* To be done
From the entries below, copy every line that holds the word "text".

* The records
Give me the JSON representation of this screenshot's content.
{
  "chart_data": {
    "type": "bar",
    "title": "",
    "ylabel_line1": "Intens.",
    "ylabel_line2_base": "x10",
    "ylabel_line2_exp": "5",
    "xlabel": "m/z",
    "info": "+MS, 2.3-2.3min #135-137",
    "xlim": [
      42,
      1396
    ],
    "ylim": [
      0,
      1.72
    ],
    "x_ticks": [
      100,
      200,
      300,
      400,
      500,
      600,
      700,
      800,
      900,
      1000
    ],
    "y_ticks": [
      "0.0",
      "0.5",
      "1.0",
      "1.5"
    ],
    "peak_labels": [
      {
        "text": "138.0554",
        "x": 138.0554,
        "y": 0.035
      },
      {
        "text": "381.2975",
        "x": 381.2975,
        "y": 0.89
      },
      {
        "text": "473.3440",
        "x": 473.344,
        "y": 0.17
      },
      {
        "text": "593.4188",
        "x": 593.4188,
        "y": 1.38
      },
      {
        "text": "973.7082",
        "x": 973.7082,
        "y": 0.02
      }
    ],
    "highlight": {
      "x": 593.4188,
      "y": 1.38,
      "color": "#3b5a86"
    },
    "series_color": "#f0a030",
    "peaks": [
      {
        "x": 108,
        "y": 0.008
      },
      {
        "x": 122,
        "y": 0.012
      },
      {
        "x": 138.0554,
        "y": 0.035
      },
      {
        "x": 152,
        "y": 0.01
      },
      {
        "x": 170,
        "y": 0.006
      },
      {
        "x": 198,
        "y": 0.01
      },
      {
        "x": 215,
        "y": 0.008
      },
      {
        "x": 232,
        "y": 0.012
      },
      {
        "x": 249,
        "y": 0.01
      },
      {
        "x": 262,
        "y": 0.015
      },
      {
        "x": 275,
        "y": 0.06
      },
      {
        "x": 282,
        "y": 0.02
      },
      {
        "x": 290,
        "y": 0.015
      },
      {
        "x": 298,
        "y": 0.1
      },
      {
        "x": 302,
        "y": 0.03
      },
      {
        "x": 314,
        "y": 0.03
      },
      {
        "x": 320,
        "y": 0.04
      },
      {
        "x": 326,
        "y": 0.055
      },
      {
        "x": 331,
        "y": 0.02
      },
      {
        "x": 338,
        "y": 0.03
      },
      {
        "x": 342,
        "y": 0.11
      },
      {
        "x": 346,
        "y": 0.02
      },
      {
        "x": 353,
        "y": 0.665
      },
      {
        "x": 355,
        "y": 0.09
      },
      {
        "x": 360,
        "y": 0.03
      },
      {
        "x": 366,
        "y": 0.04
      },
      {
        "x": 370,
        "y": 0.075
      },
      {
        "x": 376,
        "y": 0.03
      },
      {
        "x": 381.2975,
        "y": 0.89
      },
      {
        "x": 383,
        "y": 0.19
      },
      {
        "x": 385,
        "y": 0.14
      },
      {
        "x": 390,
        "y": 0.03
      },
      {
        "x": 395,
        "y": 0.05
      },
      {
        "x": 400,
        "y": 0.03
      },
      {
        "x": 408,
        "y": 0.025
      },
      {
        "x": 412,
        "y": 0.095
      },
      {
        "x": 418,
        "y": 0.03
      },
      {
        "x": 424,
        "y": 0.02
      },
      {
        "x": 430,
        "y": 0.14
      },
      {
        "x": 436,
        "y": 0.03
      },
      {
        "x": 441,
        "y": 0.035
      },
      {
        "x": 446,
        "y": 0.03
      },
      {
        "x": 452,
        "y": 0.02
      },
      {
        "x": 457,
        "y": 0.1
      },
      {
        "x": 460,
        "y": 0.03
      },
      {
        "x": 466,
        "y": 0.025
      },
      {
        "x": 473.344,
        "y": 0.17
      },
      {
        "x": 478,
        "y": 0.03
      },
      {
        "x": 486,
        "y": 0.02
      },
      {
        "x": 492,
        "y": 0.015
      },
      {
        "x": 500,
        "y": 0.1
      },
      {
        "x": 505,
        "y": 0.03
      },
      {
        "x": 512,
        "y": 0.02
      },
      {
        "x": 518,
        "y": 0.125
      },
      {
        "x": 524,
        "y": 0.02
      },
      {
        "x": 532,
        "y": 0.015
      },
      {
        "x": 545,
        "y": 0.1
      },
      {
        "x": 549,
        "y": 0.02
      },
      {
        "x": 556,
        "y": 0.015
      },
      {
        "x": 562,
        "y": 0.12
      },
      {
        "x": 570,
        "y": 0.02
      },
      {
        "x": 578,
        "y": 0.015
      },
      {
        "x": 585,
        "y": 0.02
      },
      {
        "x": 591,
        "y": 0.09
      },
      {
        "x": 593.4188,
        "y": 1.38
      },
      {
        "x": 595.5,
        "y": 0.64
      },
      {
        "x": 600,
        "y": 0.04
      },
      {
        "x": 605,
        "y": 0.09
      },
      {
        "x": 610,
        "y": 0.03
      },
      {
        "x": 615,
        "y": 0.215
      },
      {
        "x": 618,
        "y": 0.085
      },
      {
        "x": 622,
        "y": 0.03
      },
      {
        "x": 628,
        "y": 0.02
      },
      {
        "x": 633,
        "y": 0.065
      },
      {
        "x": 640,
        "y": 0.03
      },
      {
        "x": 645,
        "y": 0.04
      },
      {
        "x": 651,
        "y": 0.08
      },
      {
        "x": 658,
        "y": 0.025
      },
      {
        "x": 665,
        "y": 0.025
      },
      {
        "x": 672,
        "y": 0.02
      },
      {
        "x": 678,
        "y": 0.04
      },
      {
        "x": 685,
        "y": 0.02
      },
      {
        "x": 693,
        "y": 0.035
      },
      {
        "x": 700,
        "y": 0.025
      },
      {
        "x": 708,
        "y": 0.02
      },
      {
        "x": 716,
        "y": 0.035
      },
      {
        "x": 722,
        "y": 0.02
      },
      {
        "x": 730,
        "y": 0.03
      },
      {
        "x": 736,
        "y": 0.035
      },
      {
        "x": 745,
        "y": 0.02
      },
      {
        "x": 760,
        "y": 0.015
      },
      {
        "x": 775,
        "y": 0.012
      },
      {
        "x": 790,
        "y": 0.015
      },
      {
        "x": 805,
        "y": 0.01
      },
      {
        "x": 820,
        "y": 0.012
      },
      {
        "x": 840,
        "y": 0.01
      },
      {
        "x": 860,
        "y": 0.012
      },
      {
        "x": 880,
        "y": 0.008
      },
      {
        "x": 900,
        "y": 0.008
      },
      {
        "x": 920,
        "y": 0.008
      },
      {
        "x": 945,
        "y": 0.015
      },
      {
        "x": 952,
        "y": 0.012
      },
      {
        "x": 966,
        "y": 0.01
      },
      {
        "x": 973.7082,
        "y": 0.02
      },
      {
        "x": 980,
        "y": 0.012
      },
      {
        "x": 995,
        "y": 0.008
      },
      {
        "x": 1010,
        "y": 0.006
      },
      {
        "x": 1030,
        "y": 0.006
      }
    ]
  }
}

* Solution to this exercise
        "text": "138.0554",
        "text": "381.2975",
        "text": "473.3440",
        "text": "593.4188",
        "text": "973.7082",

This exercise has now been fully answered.